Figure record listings
════════

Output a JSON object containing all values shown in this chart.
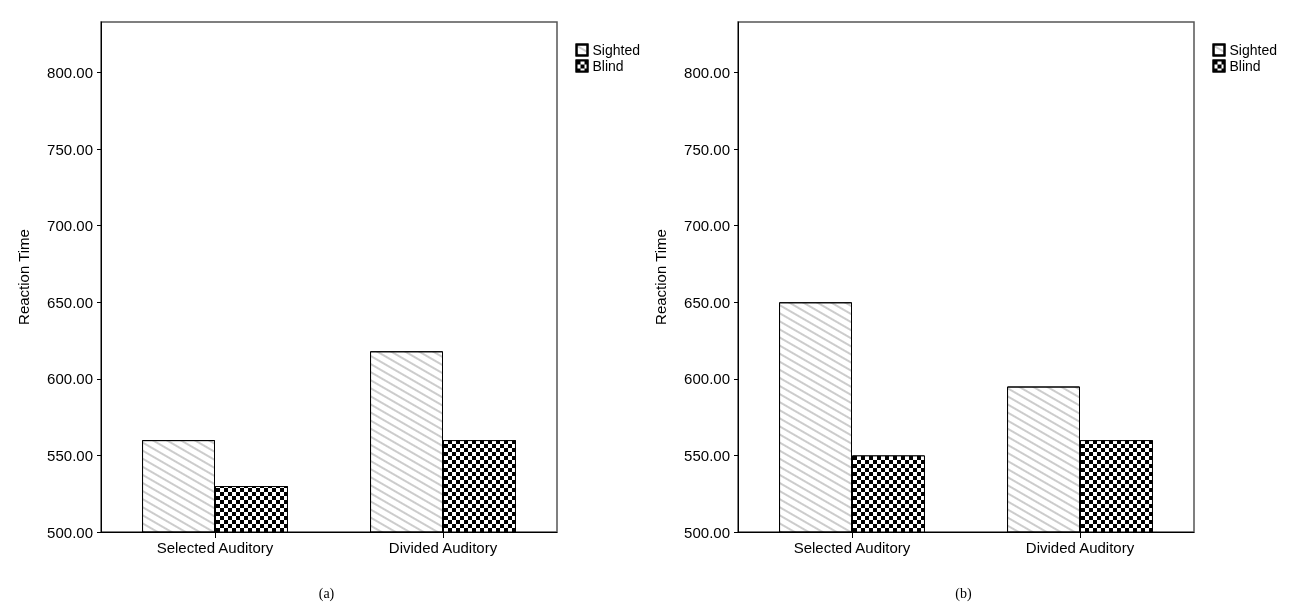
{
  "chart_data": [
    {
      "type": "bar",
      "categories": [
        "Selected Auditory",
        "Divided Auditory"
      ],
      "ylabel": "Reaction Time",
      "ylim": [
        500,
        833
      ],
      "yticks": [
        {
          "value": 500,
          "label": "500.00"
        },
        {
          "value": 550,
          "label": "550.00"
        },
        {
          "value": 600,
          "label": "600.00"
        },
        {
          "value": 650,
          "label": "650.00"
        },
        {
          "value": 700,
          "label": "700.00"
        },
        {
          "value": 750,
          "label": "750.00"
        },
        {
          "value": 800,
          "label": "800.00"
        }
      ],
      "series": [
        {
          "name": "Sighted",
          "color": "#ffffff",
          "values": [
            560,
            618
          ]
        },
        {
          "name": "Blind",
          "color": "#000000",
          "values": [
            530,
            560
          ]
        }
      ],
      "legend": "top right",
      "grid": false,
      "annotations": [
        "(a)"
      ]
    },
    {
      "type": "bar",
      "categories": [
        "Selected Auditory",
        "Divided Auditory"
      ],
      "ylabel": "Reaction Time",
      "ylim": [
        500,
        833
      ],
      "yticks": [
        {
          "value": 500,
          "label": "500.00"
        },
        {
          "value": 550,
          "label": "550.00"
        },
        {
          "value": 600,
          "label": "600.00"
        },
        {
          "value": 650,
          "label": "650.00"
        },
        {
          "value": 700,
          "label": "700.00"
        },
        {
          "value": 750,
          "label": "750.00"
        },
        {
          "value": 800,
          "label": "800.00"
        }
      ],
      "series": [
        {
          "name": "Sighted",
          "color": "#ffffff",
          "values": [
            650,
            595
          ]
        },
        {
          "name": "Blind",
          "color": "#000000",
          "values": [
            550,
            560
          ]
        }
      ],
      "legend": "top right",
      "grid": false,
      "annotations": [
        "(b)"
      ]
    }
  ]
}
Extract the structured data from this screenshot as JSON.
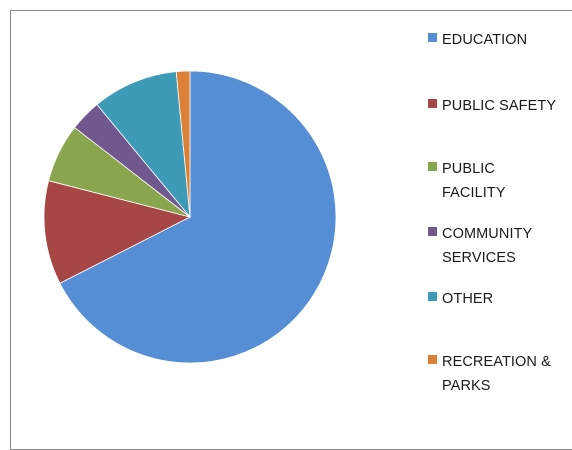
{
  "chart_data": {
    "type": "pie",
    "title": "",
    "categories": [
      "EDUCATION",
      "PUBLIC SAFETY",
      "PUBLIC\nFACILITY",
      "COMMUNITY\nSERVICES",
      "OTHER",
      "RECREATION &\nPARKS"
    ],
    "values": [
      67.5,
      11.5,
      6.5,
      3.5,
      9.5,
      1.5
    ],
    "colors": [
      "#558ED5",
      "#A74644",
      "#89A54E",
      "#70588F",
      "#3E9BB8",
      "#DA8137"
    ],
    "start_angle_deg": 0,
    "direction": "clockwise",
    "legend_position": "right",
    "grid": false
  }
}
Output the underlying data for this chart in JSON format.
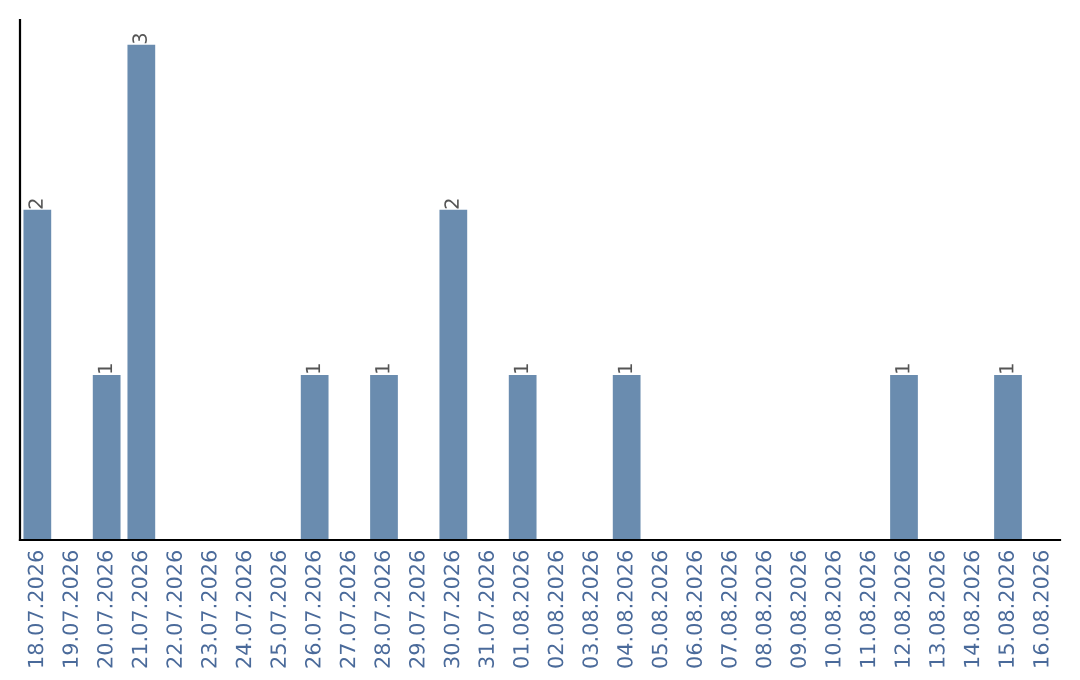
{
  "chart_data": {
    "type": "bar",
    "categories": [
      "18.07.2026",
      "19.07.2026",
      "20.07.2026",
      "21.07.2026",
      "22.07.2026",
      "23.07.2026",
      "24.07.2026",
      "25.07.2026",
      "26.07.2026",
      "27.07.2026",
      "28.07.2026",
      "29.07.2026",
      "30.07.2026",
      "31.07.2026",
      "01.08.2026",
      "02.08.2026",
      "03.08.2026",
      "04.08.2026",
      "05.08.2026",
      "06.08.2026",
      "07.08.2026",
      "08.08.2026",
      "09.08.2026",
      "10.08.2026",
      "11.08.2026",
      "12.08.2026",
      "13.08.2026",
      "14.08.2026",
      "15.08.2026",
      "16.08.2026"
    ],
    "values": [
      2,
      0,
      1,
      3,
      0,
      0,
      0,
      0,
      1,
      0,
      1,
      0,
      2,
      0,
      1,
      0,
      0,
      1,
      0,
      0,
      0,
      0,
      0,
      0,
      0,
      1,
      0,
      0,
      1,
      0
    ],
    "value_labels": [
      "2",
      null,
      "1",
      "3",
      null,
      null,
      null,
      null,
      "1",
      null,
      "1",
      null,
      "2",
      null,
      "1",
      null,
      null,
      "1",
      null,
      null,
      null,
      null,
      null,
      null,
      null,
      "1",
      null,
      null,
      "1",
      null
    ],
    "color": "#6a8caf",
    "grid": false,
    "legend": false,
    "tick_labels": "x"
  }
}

════════

Transcribe the preceding listing in its entirety and with exact wording, leaving out pictures.

- [Written solution]:
Output a JSON object containing all values shown in this chart.
{
  "chart_data": [
    {
      "type": "bar",
      "categories": [
        "Selected Auditory",
        "Divided Auditory"
      ],
      "ylabel": "Reaction Time",
      "ylim": [
        500,
        833
      ],
      "yticks": [
        {
          "value": 500,
          "label": "500.00"
        },
        {
          "value": 550,
          "label": "550.00"
        },
        {
          "value": 600,
          "label": "600.00"
        },
        {
          "value": 650,
          "label": "650.00"
        },
        {
          "value": 700,
          "label": "700.00"
        },
        {
          "value": 750,
          "label": "750.00"
        },
        {
          "value": 800,
          "label": "800.00"
        }
      ],
      "series": [
        {
          "name": "Sighted",
          "color": "#ffffff",
          "values": [
            560,
            618
          ]
        },
        {
          "name": "Blind",
          "color": "#000000",
          "values": [
            530,
            560
          ]
        }
      ],
      "legend": "top right",
      "grid": false,
      "annotations": [
        "(a)"
      ]
    },
    {
      "type": "bar",
      "categories": [
        "Selected Auditory",
        "Divided Auditory"
      ],
      "ylabel": "Reaction Time",
      "ylim": [
        500,
        833
      ],
      "yticks": [
        {
          "value": 500,
          "label": "500.00"
        },
        {
          "value": 550,
          "label": "550.00"
        },
        {
          "value": 600,
          "label": "600.00"
        },
        {
          "value": 650,
          "label": "650.00"
        },
        {
          "value": 700,
          "label": "700.00"
        },
        {
          "value": 750,
          "label": "750.00"
        },
        {
          "value": 800,
          "label": "800.00"
        }
      ],
      "series": [
        {
          "name": "Sighted",
          "color": "#ffffff",
          "values": [
            650,
            595
          ]
        },
        {
          "name": "Blind",
          "color": "#000000",
          "values": [
            550,
            560
          ]
        }
      ],
      "legend": "top right",
      "grid": false,
      "annotations": [
        "(b)"
      ]
    }
  ]
}
Extract the structured data from this screenshot as JSON.
{
  "chart_data": {
    "type": "pie",
    "title": "",
    "categories": [
      "EDUCATION",
      "PUBLIC SAFETY",
      "PUBLIC\nFACILITY",
      "COMMUNITY\nSERVICES",
      "OTHER",
      "RECREATION &\nPARKS"
    ],
    "values": [
      67.5,
      11.5,
      6.5,
      3.5,
      9.5,
      1.5
    ],
    "colors": [
      "#558ED5",
      "#A74644",
      "#89A54E",
      "#70588F",
      "#3E9BB8",
      "#DA8137"
    ],
    "start_angle_deg": 0,
    "direction": "clockwise",
    "legend_position": "right",
    "grid": false
  }
}
Output the underlying data for this chart in JSON format.
{
  "chart_data": {
    "type": "bar",
    "categories": [
      "18.07.2026",
      "19.07.2026",
      "20.07.2026",
      "21.07.2026",
      "22.07.2026",
      "23.07.2026",
      "24.07.2026",
      "25.07.2026",
      "26.07.2026",
      "27.07.2026",
      "28.07.2026",
      "29.07.2026",
      "30.07.2026",
      "31.07.2026",
      "01.08.2026",
      "02.08.2026",
      "03.08.2026",
      "04.08.2026",
      "05.08.2026",
      "06.08.2026",
      "07.08.2026",
      "08.08.2026",
      "09.08.2026",
      "10.08.2026",
      "11.08.2026",
      "12.08.2026",
      "13.08.2026",
      "14.08.2026",
      "15.08.2026",
      "16.08.2026"
    ],
    "values": [
      2,
      0,
      1,
      3,
      0,
      0,
      0,
      0,
      1,
      0,
      1,
      0,
      2,
      0,
      1,
      0,
      0,
      1,
      0,
      0,
      0,
      0,
      0,
      0,
      0,
      1,
      0,
      0,
      1,
      0
    ],
    "value_labels": [
      "2",
      null,
      "1",
      "3",
      null,
      null,
      null,
      null,
      "1",
      null,
      "1",
      null,
      "2",
      null,
      "1",
      null,
      null,
      "1",
      null,
      null,
      null,
      null,
      null,
      null,
      null,
      "1",
      null,
      null,
      "1",
      null
    ],
    "color": "#6a8caf",
    "grid": false,
    "legend": false,
    "tick_labels": "x"
  }
}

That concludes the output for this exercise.